• _TO DO_: Give back all of the records exactly.

[Dataset records]
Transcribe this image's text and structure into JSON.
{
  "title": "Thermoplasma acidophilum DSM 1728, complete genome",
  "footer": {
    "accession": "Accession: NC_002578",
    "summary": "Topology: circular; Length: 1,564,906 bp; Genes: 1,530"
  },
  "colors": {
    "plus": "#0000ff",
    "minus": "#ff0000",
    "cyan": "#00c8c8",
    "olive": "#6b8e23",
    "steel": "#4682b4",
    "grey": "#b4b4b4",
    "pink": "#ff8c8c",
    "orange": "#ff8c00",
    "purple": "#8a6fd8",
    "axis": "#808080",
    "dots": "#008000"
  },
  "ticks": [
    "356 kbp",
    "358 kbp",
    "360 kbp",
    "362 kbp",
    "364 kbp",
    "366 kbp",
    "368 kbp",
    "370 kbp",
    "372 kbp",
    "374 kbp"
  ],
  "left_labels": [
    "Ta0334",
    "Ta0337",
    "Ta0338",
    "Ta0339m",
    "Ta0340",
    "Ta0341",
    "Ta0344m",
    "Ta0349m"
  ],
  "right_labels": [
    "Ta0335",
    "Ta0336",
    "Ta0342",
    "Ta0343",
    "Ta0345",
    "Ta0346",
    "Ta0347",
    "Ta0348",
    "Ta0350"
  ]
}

• _RESPONSE FOR THIS EXERCISE_:
Transcribe this image's text and structure into JSON.
{
  "title": "Thermoplasma acidophilum DSM 1728, complete genome",
  "footer": {
    "accession": "Accession: NC_002578",
    "summary": "Topology: circular; Length: 1,564,906 bp; Genes: 1,530"
  },
  "colors": {
    "plus": "#0000ff",
    "minus": "#ff0000",
    "cyan": "#00c8c8",
    "olive": "#6b8e23",
    "steel": "#4682b4",
    "grey": "#b4b4b4",
    "pink": "#ff8c8c",
    "orange": "#ff8c00",
    "purple": "#8a6fd8",
    "axis": "#808080",
    "dots": "#008000"
  },
  "ticks": [
    "356 kbp",
    "358 kbp",
    "360 kbp",
    "362 kbp",
    "364 kbp",
    "366 kbp",
    "368 kbp",
    "370 kbp",
    "372 kbp",
    "374 kbp"
  ],
  "left_labels": [
    "Ta0334",
    "Ta0337",
    "Ta0338",
    "Ta0339m",
    "Ta0340",
    "Ta0341",
    "Ta0344m",
    "Ta0349m"
  ],
  "right_labels": [
    "Ta0335",
    "Ta0336",
    "Ta0342",
    "Ta0343",
    "Ta0345",
    "Ta0346",
    "Ta0347",
    "Ta0348",
    "Ta0350"
  ]
}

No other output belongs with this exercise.